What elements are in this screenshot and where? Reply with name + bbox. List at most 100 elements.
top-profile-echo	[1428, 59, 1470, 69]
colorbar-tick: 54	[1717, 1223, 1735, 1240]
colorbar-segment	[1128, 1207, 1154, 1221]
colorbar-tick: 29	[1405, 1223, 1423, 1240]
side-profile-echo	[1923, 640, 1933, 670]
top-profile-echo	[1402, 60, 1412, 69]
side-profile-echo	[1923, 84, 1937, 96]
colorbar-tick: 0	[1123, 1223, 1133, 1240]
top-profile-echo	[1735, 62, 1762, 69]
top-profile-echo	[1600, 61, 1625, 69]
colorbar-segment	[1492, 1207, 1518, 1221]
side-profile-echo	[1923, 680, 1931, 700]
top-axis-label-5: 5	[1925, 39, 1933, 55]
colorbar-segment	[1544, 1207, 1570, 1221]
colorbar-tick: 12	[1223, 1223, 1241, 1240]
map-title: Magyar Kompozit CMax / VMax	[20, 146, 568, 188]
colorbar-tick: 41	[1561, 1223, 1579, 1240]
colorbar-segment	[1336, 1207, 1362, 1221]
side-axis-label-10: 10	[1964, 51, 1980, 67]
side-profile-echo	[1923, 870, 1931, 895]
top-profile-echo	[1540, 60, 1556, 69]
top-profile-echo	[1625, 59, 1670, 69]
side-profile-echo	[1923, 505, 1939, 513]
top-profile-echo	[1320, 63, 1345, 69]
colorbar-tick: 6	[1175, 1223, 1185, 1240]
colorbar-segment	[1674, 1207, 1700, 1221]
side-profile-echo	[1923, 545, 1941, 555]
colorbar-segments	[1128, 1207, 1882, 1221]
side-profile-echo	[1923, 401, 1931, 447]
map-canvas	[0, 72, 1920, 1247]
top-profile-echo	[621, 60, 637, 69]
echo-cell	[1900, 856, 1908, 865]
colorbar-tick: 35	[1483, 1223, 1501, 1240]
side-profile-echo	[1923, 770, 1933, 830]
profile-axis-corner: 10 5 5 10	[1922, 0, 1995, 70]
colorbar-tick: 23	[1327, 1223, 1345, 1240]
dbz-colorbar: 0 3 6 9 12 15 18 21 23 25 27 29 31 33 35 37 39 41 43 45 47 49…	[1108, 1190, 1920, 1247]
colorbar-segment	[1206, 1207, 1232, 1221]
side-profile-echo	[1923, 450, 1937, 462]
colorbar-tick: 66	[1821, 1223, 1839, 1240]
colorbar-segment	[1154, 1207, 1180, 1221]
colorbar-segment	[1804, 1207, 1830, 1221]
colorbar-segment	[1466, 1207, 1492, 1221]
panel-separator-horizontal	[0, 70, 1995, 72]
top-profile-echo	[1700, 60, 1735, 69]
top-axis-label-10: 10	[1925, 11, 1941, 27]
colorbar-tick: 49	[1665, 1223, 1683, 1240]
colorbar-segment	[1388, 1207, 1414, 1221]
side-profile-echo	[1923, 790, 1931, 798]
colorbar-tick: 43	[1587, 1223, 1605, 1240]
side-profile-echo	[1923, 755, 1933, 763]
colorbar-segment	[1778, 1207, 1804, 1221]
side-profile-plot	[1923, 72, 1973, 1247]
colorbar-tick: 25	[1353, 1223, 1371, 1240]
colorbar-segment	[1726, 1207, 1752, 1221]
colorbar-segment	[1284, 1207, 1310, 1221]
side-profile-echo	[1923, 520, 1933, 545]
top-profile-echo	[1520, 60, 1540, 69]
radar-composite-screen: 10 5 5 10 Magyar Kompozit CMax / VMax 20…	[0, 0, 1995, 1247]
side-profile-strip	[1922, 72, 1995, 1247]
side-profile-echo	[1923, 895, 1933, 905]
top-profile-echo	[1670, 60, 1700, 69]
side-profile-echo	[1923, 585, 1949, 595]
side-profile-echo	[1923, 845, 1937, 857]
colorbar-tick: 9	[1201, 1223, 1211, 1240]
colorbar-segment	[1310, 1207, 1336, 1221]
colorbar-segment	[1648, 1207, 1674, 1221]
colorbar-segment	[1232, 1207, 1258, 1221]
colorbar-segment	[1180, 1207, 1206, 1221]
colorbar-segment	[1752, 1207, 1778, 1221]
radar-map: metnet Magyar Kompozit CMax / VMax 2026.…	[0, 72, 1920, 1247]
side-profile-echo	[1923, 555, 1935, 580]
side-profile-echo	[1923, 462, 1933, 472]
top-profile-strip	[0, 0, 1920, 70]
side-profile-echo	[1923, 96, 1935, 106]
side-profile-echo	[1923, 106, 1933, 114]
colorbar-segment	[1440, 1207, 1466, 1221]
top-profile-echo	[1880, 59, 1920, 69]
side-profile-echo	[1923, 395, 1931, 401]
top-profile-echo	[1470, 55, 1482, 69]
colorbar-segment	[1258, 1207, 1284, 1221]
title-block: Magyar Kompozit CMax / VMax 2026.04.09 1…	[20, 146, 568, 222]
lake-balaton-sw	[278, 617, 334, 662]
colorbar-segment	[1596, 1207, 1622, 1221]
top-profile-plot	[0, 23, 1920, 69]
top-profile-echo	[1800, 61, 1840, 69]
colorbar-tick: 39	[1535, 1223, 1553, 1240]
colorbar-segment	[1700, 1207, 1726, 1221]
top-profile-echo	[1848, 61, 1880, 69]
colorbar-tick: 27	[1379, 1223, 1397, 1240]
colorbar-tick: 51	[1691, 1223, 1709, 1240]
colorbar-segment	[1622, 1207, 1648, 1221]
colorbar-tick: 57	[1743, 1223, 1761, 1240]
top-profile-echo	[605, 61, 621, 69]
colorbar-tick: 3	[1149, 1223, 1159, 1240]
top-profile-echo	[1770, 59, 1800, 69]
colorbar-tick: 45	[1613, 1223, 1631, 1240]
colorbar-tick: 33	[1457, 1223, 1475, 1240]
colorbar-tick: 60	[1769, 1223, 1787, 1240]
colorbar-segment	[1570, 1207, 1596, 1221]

Work required - Rewrite the records from the beginning through the line containing "1223, 1185, 1240]", changing "side-profile-echo" to "side-echo" and keeping everything else the same.

Expected output -
What elements are in this screenshot and where? Reply with name + bbox. List at most 100 elements.
top-profile-echo	[1428, 59, 1470, 69]
colorbar-tick: 54	[1717, 1223, 1735, 1240]
colorbar-segment	[1128, 1207, 1154, 1221]
colorbar-tick: 29	[1405, 1223, 1423, 1240]
side-echo	[1923, 640, 1933, 670]
top-profile-echo	[1402, 60, 1412, 69]
side-echo	[1923, 84, 1937, 96]
colorbar-tick: 0	[1123, 1223, 1133, 1240]
top-profile-echo	[1735, 62, 1762, 69]
top-profile-echo	[1600, 61, 1625, 69]
colorbar-segment	[1492, 1207, 1518, 1221]
side-echo	[1923, 680, 1931, 700]
top-axis-label-5: 5	[1925, 39, 1933, 55]
colorbar-segment	[1544, 1207, 1570, 1221]
colorbar-tick: 12	[1223, 1223, 1241, 1240]
map-title: Magyar Kompozit CMax / VMax	[20, 146, 568, 188]
colorbar-tick: 41	[1561, 1223, 1579, 1240]
colorbar-segment	[1336, 1207, 1362, 1221]
side-axis-label-10: 10	[1964, 51, 1980, 67]
side-echo	[1923, 870, 1931, 895]
top-profile-echo	[1540, 60, 1556, 69]
top-profile-echo	[1625, 59, 1670, 69]
side-echo	[1923, 505, 1939, 513]
top-profile-echo	[1320, 63, 1345, 69]
colorbar-tick: 6	[1175, 1223, 1185, 1240]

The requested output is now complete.